■ **GIVEN TASK**:
In the copy, include every entry exactly but none of the images.

Data tied to figure images
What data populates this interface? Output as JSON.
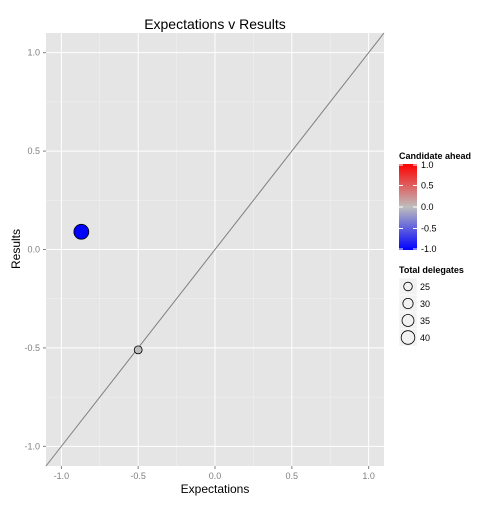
{
  "chart_data": {
    "type": "scatter",
    "title": "Expectations v Results",
    "xlabel": "Expectations",
    "ylabel": "Results",
    "xlim": [
      -1.1,
      1.1
    ],
    "ylim": [
      -1.1,
      1.1
    ],
    "x_ticks": [
      -1.0,
      -0.5,
      0.0,
      0.5,
      1.0
    ],
    "x_tick_labels": [
      "-1.0",
      "-0.5",
      "0.0",
      "0.5",
      "1.0"
    ],
    "y_ticks": [
      -1.0,
      -0.5,
      0.0,
      0.5,
      1.0
    ],
    "y_tick_labels": [
      "-1.0",
      "-0.5",
      "0.0",
      "0.5",
      "1.0"
    ],
    "grid": true,
    "reference_line": {
      "slope": 1,
      "intercept": 0,
      "color": "#7f7f7f"
    },
    "points": [
      {
        "x": -0.87,
        "y": 0.09,
        "candidate_ahead": -1.0,
        "total_delegates": 44
      },
      {
        "x": -0.5,
        "y": -0.51,
        "candidate_ahead": 0.0,
        "total_delegates": 23
      }
    ],
    "color_legend": {
      "title": "Candidate ahead",
      "ticks": [
        1.0,
        0.5,
        0.0,
        -0.5,
        -1.0
      ],
      "tick_labels": [
        "1.0",
        "0.5",
        "0.0",
        "-0.5",
        "-1.0"
      ],
      "range": [
        -1.0,
        1.0
      ],
      "low_color": "#0000ff",
      "mid_color": "#bebebe",
      "high_color": "#ff0000"
    },
    "size_legend": {
      "title": "Total delegates",
      "values": [
        25,
        30,
        35,
        40
      ],
      "labels": [
        "25",
        "30",
        "35",
        "40"
      ]
    },
    "legend_position": "right",
    "panel_background": "#e5e5e5",
    "grid_color": "#ffffff"
  }
}
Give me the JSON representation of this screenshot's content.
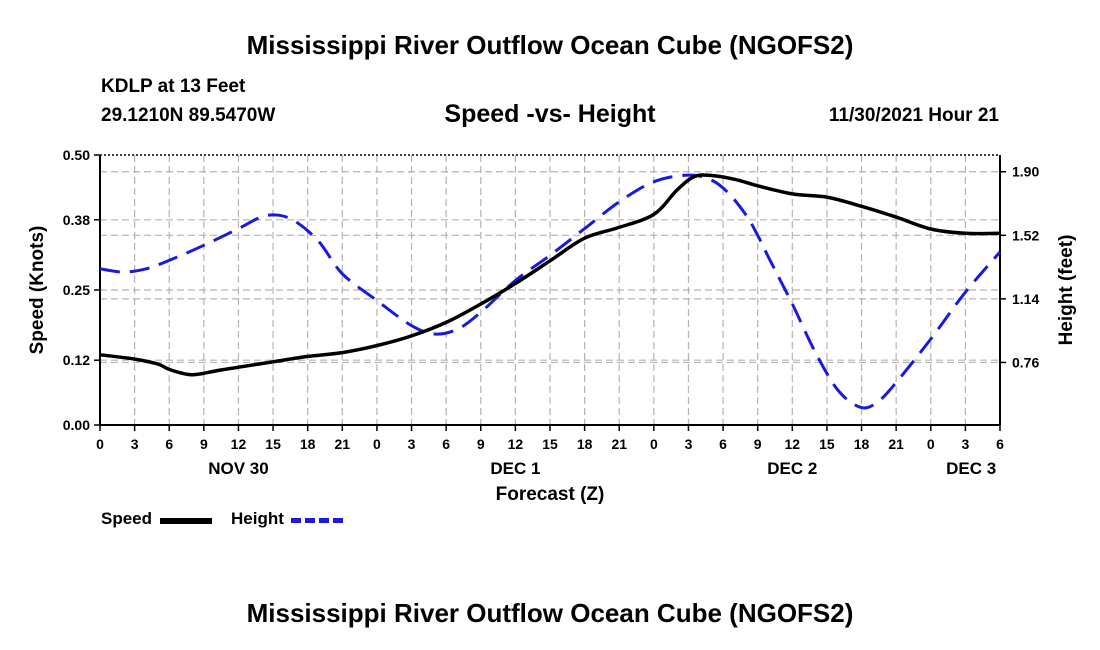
{
  "page": {
    "title": "Mississippi River Outflow Ocean Cube (NGOFS2)",
    "station": "KDLP at 13 Feet",
    "coordinates": "29.1210N  89.5470W",
    "subtitle": "Speed -vs- Height",
    "date": "11/30/2021 Hour 21",
    "footer_title": "Mississippi River Outflow Ocean Cube (NGOFS2)"
  },
  "colors": {
    "speed": "#000000",
    "height": "#1a1adc",
    "grid": "#b4b4b4"
  },
  "chart_data": {
    "type": "line",
    "title": "Speed -vs- Height",
    "xlabel": "Forecast (Z)",
    "ylabel": "Speed (Knots)",
    "y2label": "Height (feet)",
    "x_unit": "forecast hours from 00Z Nov 30",
    "xlim": [
      0,
      78
    ],
    "ylim": [
      0,
      0.5
    ],
    "y2lim": [
      0.386,
      2.0
    ],
    "xticks": [
      0,
      3,
      6,
      9,
      12,
      15,
      18,
      21,
      24,
      27,
      30,
      33,
      36,
      39,
      42,
      45,
      48,
      51,
      54,
      57,
      60,
      63,
      66,
      69,
      72,
      75,
      78
    ],
    "xtick_labels": [
      "0",
      "3",
      "6",
      "9",
      "12",
      "15",
      "18",
      "21",
      "0",
      "3",
      "6",
      "9",
      "12",
      "15",
      "18",
      "21",
      "0",
      "3",
      "6",
      "9",
      "12",
      "15",
      "18",
      "21",
      "0",
      "3",
      "6"
    ],
    "day_labels": [
      {
        "x": 12,
        "label": "NOV 30"
      },
      {
        "x": 36,
        "label": "DEC 1"
      },
      {
        "x": 60,
        "label": "DEC 2"
      },
      {
        "x": 75.5,
        "label": "DEC 3"
      }
    ],
    "yticks": [
      0.0,
      0.12,
      0.25,
      0.38,
      0.5
    ],
    "ytick_labels": [
      "0.00",
      "0.12",
      "0.25",
      "0.38",
      "0.50"
    ],
    "y2ticks": [
      0.76,
      1.14,
      1.52,
      1.9
    ],
    "y2tick_labels": [
      "0.76",
      "1.14",
      "1.52",
      "1.90"
    ],
    "grid": true,
    "legend_position": "bottom-left",
    "series": [
      {
        "name": "Speed",
        "axis": "left",
        "style": "solid",
        "x": [
          0,
          3,
          5,
          6,
          7.5,
          8.5,
          10,
          12,
          15,
          18,
          21,
          24,
          27,
          30,
          33,
          36,
          39,
          42,
          45,
          48,
          50,
          51.5,
          53,
          55,
          57,
          60,
          63,
          66,
          69,
          72,
          75,
          78
        ],
        "values": [
          0.13,
          0.122,
          0.113,
          0.103,
          0.094,
          0.094,
          0.1,
          0.107,
          0.117,
          0.127,
          0.134,
          0.147,
          0.165,
          0.19,
          0.224,
          0.262,
          0.304,
          0.346,
          0.366,
          0.39,
          0.435,
          0.46,
          0.462,
          0.455,
          0.443,
          0.428,
          0.422,
          0.405,
          0.385,
          0.363,
          0.355,
          0.355
        ]
      },
      {
        "name": "Height",
        "axis": "right",
        "style": "dashed",
        "x": [
          0,
          2,
          4,
          6,
          9,
          12,
          14,
          15.5,
          17,
          19,
          21,
          24,
          27,
          29,
          31,
          33,
          36,
          39,
          42,
          45,
          48,
          51,
          53,
          54.5,
          56,
          57,
          58,
          60,
          62,
          64,
          66,
          67.5,
          69,
          72,
          75,
          78
        ],
        "values": [
          1.32,
          1.3,
          1.32,
          1.37,
          1.46,
          1.56,
          1.63,
          1.64,
          1.6,
          1.48,
          1.29,
          1.13,
          0.98,
          0.93,
          0.96,
          1.06,
          1.25,
          1.4,
          1.56,
          1.72,
          1.84,
          1.88,
          1.85,
          1.77,
          1.64,
          1.52,
          1.38,
          1.11,
          0.82,
          0.59,
          0.49,
          0.53,
          0.64,
          0.9,
          1.18,
          1.42
        ]
      }
    ]
  }
}
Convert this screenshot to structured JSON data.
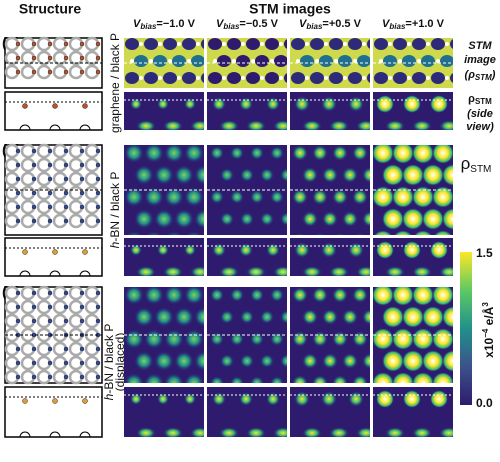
{
  "headers": {
    "structure": "Structure",
    "stm": "STM images"
  },
  "bias": [
    {
      "symbol": "V",
      "sub": "bias",
      "value": "=−1.0 V"
    },
    {
      "symbol": "V",
      "sub": "bias",
      "value": "=−0.5 V"
    },
    {
      "symbol": "V",
      "sub": "bias",
      "value": "=+0.5 V"
    },
    {
      "symbol": "V",
      "sub": "bias",
      "value": "=+1.0 V"
    }
  ],
  "rows": [
    {
      "tag": "(a)",
      "label": "graphene / black P"
    },
    {
      "tag": "(b)",
      "italic": "h",
      "rest": "-BN / black P"
    },
    {
      "tag": "(c)",
      "italic": "h",
      "rest": "-BN / black P",
      "label2": "(displaced)"
    }
  ],
  "notes": {
    "top": {
      "line1": "STM",
      "line2": "image",
      "open": "(ρ",
      "sub": "STM",
      "close": ")"
    },
    "side": {
      "rho": "ρ",
      "sub": "STM",
      "line2": "(side",
      "line3": "view)"
    }
  },
  "colorbar": {
    "rho": "ρ",
    "sub": "STM",
    "max": "1.5",
    "min": "0.0",
    "unit_a": "x10",
    "unit_exp": "−4",
    "unit_b": " e/Å",
    "unit_exp2": "3"
  }
}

■ **OUTPUT FOR THIS EXERCISE**:
What data populates this interface? Output as JSON.
{
  "chart_data": {
    "type": "scatter",
    "title": "Expectations v Results",
    "xlabel": "Expectations",
    "ylabel": "Results",
    "xlim": [
      -1.1,
      1.1
    ],
    "ylim": [
      -1.1,
      1.1
    ],
    "x_ticks": [
      -1.0,
      -0.5,
      0.0,
      0.5,
      1.0
    ],
    "x_tick_labels": [
      "-1.0",
      "-0.5",
      "0.0",
      "0.5",
      "1.0"
    ],
    "y_ticks": [
      -1.0,
      -0.5,
      0.0,
      0.5,
      1.0
    ],
    "y_tick_labels": [
      "-1.0",
      "-0.5",
      "0.0",
      "0.5",
      "1.0"
    ],
    "grid": true,
    "reference_line": {
      "slope": 1,
      "intercept": 0,
      "color": "#7f7f7f"
    },
    "points": [
      {
        "x": -0.87,
        "y": 0.09,
        "candidate_ahead": -1.0,
        "total_delegates": 44
      },
      {
        "x": -0.5,
        "y": -0.51,
        "candidate_ahead": 0.0,
        "total_delegates": 23
      }
    ],
    "color_legend": {
      "title": "Candidate ahead",
      "ticks": [
        1.0,
        0.5,
        0.0,
        -0.5,
        -1.0
      ],
      "tick_labels": [
        "1.0",
        "0.5",
        "0.0",
        "-0.5",
        "-1.0"
      ],
      "range": [
        -1.0,
        1.0
      ],
      "low_color": "#0000ff",
      "mid_color": "#bebebe",
      "high_color": "#ff0000"
    },
    "size_legend": {
      "title": "Total delegates",
      "values": [
        25,
        30,
        35,
        40
      ],
      "labels": [
        "25",
        "30",
        "35",
        "40"
      ]
    },
    "legend_position": "right",
    "panel_background": "#e5e5e5",
    "grid_color": "#ffffff"
  }
}
Give me the JSON representation of this screenshot's content.
{
  "page": {
    "title": "Mississippi River Outflow Ocean Cube (NGOFS2)",
    "station": "KDLP at 13 Feet",
    "coordinates": "29.1210N  89.5470W",
    "subtitle": "Speed -vs- Height",
    "date": "11/30/2021 Hour 21",
    "footer_title": "Mississippi River Outflow Ocean Cube (NGOFS2)"
  },
  "colors": {
    "speed": "#000000",
    "height": "#1a1adc",
    "grid": "#b4b4b4"
  },
  "chart_data": {
    "type": "line",
    "title": "Speed -vs- Height",
    "xlabel": "Forecast (Z)",
    "ylabel": "Speed (Knots)",
    "y2label": "Height (feet)",
    "x_unit": "forecast hours from 00Z Nov 30",
    "xlim": [
      0,
      78
    ],
    "ylim": [
      0,
      0.5
    ],
    "y2lim": [
      0.386,
      2.0
    ],
    "xticks": [
      0,
      3,
      6,
      9,
      12,
      15,
      18,
      21,
      24,
      27,
      30,
      33,
      36,
      39,
      42,
      45,
      48,
      51,
      54,
      57,
      60,
      63,
      66,
      69,
      72,
      75,
      78
    ],
    "xtick_labels": [
      "0",
      "3",
      "6",
      "9",
      "12",
      "15",
      "18",
      "21",
      "0",
      "3",
      "6",
      "9",
      "12",
      "15",
      "18",
      "21",
      "0",
      "3",
      "6",
      "9",
      "12",
      "15",
      "18",
      "21",
      "0",
      "3",
      "6"
    ],
    "day_labels": [
      {
        "x": 12,
        "label": "NOV 30"
      },
      {
        "x": 36,
        "label": "DEC 1"
      },
      {
        "x": 60,
        "label": "DEC 2"
      },
      {
        "x": 75.5,
        "label": "DEC 3"
      }
    ],
    "yticks": [
      0.0,
      0.12,
      0.25,
      0.38,
      0.5
    ],
    "ytick_labels": [
      "0.00",
      "0.12",
      "0.25",
      "0.38",
      "0.50"
    ],
    "y2ticks": [
      0.76,
      1.14,
      1.52,
      1.9
    ],
    "y2tick_labels": [
      "0.76",
      "1.14",
      "1.52",
      "1.90"
    ],
    "grid": true,
    "legend_position": "bottom-left",
    "series": [
      {
        "name": "Speed",
        "axis": "left",
        "style": "solid",
        "x": [
          0,
          3,
          5,
          6,
          7.5,
          8.5,
          10,
          12,
          15,
          18,
          21,
          24,
          27,
          30,
          33,
          36,
          39,
          42,
          45,
          48,
          50,
          51.5,
          53,
          55,
          57,
          60,
          63,
          66,
          69,
          72,
          75,
          78
        ],
        "values": [
          0.13,
          0.122,
          0.113,
          0.103,
          0.094,
          0.094,
          0.1,
          0.107,
          0.117,
          0.127,
          0.134,
          0.147,
          0.165,
          0.19,
          0.224,
          0.262,
          0.304,
          0.346,
          0.366,
          0.39,
          0.435,
          0.46,
          0.462,
          0.455,
          0.443,
          0.428,
          0.422,
          0.405,
          0.385,
          0.363,
          0.355,
          0.355
        ]
      },
      {
        "name": "Height",
        "axis": "right",
        "style": "dashed",
        "x": [
          0,
          2,
          4,
          6,
          9,
          12,
          14,
          15.5,
          17,
          19,
          21,
          24,
          27,
          29,
          31,
          33,
          36,
          39,
          42,
          45,
          48,
          51,
          53,
          54.5,
          56,
          57,
          58,
          60,
          62,
          64,
          66,
          67.5,
          69,
          72,
          75,
          78
        ],
        "values": [
          1.32,
          1.3,
          1.32,
          1.37,
          1.46,
          1.56,
          1.63,
          1.64,
          1.6,
          1.48,
          1.29,
          1.13,
          0.98,
          0.93,
          0.96,
          1.06,
          1.25,
          1.4,
          1.56,
          1.72,
          1.84,
          1.88,
          1.85,
          1.77,
          1.64,
          1.52,
          1.38,
          1.11,
          0.82,
          0.59,
          0.49,
          0.53,
          0.64,
          0.9,
          1.18,
          1.42
        ]
      }
    ]
  }
}
Convert this screenshot to structured JSON data.
{
  "headers": {
    "structure": "Structure",
    "stm": "STM images"
  },
  "bias": [
    {
      "symbol": "V",
      "sub": "bias",
      "value": "=−1.0 V"
    },
    {
      "symbol": "V",
      "sub": "bias",
      "value": "=−0.5 V"
    },
    {
      "symbol": "V",
      "sub": "bias",
      "value": "=+0.5 V"
    },
    {
      "symbol": "V",
      "sub": "bias",
      "value": "=+1.0 V"
    }
  ],
  "rows": [
    {
      "tag": "(a)",
      "label": "graphene / black P"
    },
    {
      "tag": "(b)",
      "italic": "h",
      "rest": "-BN / black P"
    },
    {
      "tag": "(c)",
      "italic": "h",
      "rest": "-BN / black P",
      "label2": "(displaced)"
    }
  ],
  "notes": {
    "top": {
      "line1": "STM",
      "line2": "image",
      "open": "(ρ",
      "sub": "STM",
      "close": ")"
    },
    "side": {
      "rho": "ρ",
      "sub": "STM",
      "line2": "(side",
      "line3": "view)"
    }
  },
  "colorbar": {
    "rho": "ρ",
    "sub": "STM",
    "max": "1.5",
    "min": "0.0",
    "unit_a": "x10",
    "unit_exp": "−4",
    "unit_b": " e/Å",
    "unit_exp2": "3"
  }
}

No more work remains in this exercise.